DATA SECTION

★ ★ ★

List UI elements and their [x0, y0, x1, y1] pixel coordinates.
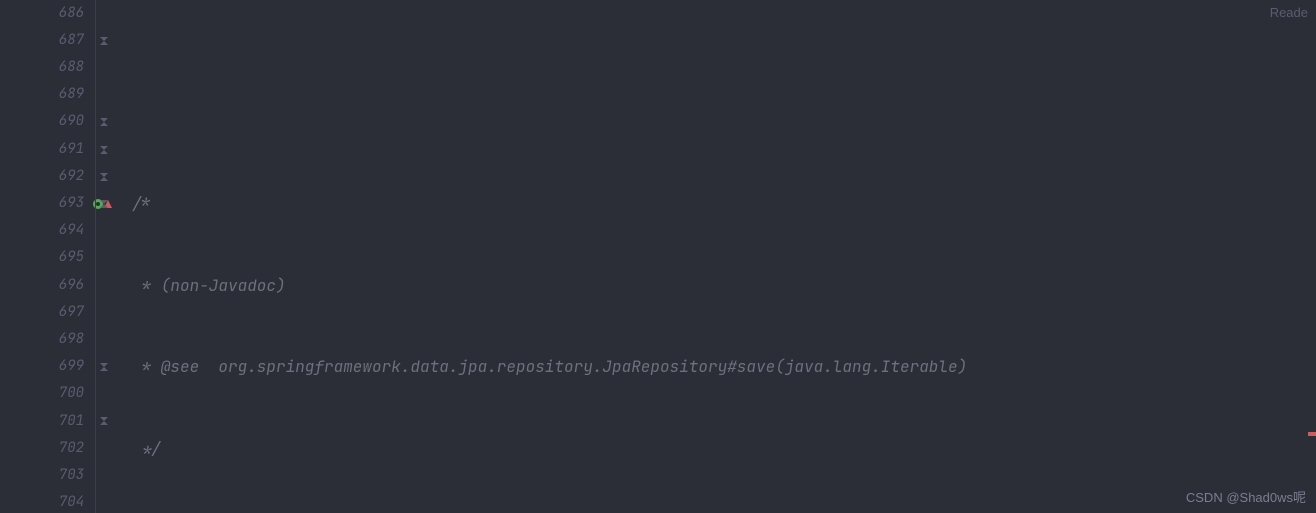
line-number[interactable]: 691	[0, 136, 84, 163]
line-number[interactable]: 704	[0, 489, 84, 513]
fold-toggle-icon[interactable]	[99, 416, 109, 426]
line-number[interactable]: 688	[0, 54, 84, 81]
fold-toggle-icon[interactable]	[99, 362, 109, 372]
line-number[interactable]: 686	[0, 0, 84, 27]
fold-toggle-icon[interactable]	[99, 117, 109, 127]
fold-toggle-icon[interactable]	[99, 145, 109, 155]
fold-toggle-icon[interactable]	[99, 172, 109, 182]
line-number[interactable]: 694	[0, 218, 84, 245]
fold-gutter-cell	[90, 353, 118, 380]
reader-mode-label[interactable]: Reade	[1270, 2, 1308, 24]
line-number[interactable]: 696	[0, 272, 84, 299]
line-number[interactable]: 689	[0, 82, 84, 109]
code-line[interactable]: */	[132, 435, 1316, 462]
line-number[interactable]: 687	[0, 27, 84, 54]
line-number[interactable]: 703	[0, 462, 84, 489]
line-number[interactable]: 692	[0, 163, 84, 190]
fold-gutter-cell	[90, 272, 118, 299]
code-line[interactable]: * (non-Javadoc)	[132, 272, 1316, 299]
fold-toggle-icon[interactable]	[99, 36, 109, 46]
error-stripe-marker[interactable]	[1308, 432, 1316, 436]
fold-gutter-cell	[90, 435, 118, 462]
fold-gutter-cell	[90, 326, 118, 353]
fold-gutter-cell	[90, 408, 118, 435]
line-number[interactable]: 698	[0, 326, 84, 353]
line-number[interactable]: 693	[0, 190, 84, 217]
comment: * (non-Javadoc)	[132, 272, 286, 299]
line-number[interactable]: 690	[0, 109, 84, 136]
fold-gutter-cell	[90, 27, 118, 54]
fold-column	[90, 0, 118, 513]
code-editor: 6866876886896906916926936946956966976986…	[0, 0, 1316, 513]
fold-gutter-cell	[90, 489, 118, 513]
code-line[interactable]	[132, 82, 1316, 109]
fold-gutter-cell	[90, 54, 118, 81]
comment: */	[132, 435, 161, 462]
fold-gutter-cell	[90, 163, 118, 190]
fold-gutter-cell	[90, 218, 118, 245]
watermark: CSDN @Shad0ws呢	[1186, 487, 1306, 509]
fold-gutter-cell	[90, 136, 118, 163]
fold-gutter-cell	[90, 299, 118, 326]
line-number-gutter: 6866876886896906916926936946956966976986…	[0, 0, 90, 513]
fold-gutter-cell	[90, 245, 118, 272]
line-number[interactable]: 700	[0, 381, 84, 408]
fold-gutter-cell	[90, 109, 118, 136]
comment: * @see org.springframework.data.jpa.repo…	[132, 353, 967, 380]
fold-gutter-cell	[90, 0, 118, 27]
code-line[interactable]: /*	[132, 190, 1316, 217]
fold-toggle-icon[interactable]	[99, 199, 109, 209]
line-number[interactable]: 697	[0, 299, 84, 326]
code-area[interactable]: /* * (non-Javadoc) * @see org.springfram…	[118, 0, 1316, 513]
line-number[interactable]: 699	[0, 353, 84, 380]
fold-gutter-cell	[90, 82, 118, 109]
line-number[interactable]: 695	[0, 245, 84, 272]
fold-gutter-cell	[90, 190, 118, 217]
line-number[interactable]: 701	[0, 408, 84, 435]
line-number[interactable]: 702	[0, 435, 84, 462]
comment: /*	[132, 190, 151, 217]
code-line[interactable]: * @see org.springframework.data.jpa.repo…	[132, 353, 1316, 380]
fold-gutter-cell	[90, 462, 118, 489]
fold-gutter-cell	[90, 381, 118, 408]
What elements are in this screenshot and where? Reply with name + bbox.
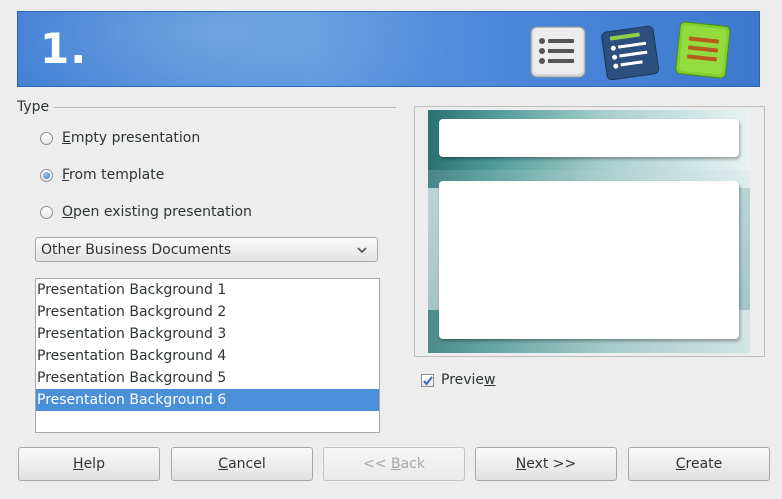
preview-checkbox-label: Preview: [441, 372, 496, 388]
radio-button[interactable]: [40, 168, 53, 182]
template-list[interactable]: Presentation Background 1 Presentation B…: [35, 278, 380, 433]
next-button[interactable]: Next >>: [475, 447, 617, 481]
radio-label: Open existing presentation: [62, 204, 252, 220]
back-button[interactable]: << Back: [323, 447, 465, 481]
checkmark-icon: [423, 375, 433, 386]
help-button[interactable]: Help: [18, 447, 160, 481]
outline-icon: [601, 25, 660, 80]
list-item[interactable]: Presentation Background 1: [36, 279, 379, 301]
list-item[interactable]: Presentation Background 3: [36, 323, 379, 345]
radio-label: Empty presentation: [62, 130, 201, 146]
radio-label: From template: [62, 167, 165, 183]
empty-presentation-option[interactable]: Empty presentation: [40, 128, 200, 148]
template-category-select[interactable]: Other Business Documents: [35, 237, 378, 262]
checkbox[interactable]: [421, 373, 434, 387]
select-value: Other Business Documents: [41, 241, 232, 258]
slide-content-placeholder: [439, 181, 739, 339]
preview-pane: [414, 106, 765, 357]
preview-checkbox-option[interactable]: Preview: [421, 370, 496, 390]
from-template-option[interactable]: From template: [40, 165, 164, 185]
step-number: 1.: [40, 24, 88, 73]
section-divider: [54, 107, 396, 108]
create-button[interactable]: Create: [628, 447, 770, 481]
chevron-down-icon: [357, 247, 367, 254]
cancel-button[interactable]: Cancel: [171, 447, 313, 481]
list-item[interactable]: Presentation Background 2: [36, 301, 379, 323]
open-existing-option[interactable]: Open existing presentation: [40, 202, 252, 222]
list-icon: [530, 26, 586, 78]
list-item-selected[interactable]: Presentation Background 6: [36, 389, 379, 411]
slide-title-placeholder: [439, 119, 739, 157]
radio-button[interactable]: [40, 131, 53, 145]
list-item[interactable]: Presentation Background 4: [36, 345, 379, 367]
slide-preview-image: [428, 110, 750, 353]
radio-button[interactable]: [40, 205, 53, 219]
type-section-label: Type: [17, 99, 50, 115]
list-item[interactable]: Presentation Background 5: [36, 367, 379, 389]
wizard-banner: 1.: [17, 11, 760, 87]
notes-icon: [675, 21, 731, 79]
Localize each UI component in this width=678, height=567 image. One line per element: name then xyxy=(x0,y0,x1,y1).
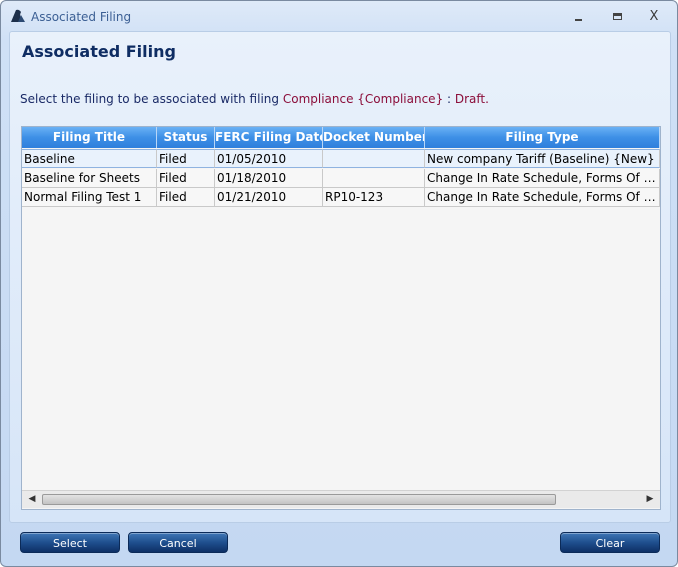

★ ★ ★

CHALLENGE
Pull out every line of the listing that contains the string "comment", matching case exactly.

RESPONSE TO THE EXERCISE
comment: * (non-Javadoc)	[132, 272, 286, 299]
comment: */	[132, 435, 161, 462]
comment: * @see org.springframework.data.jpa.repo…	[132, 353, 967, 380]
comment: /*	[132, 190, 151, 217]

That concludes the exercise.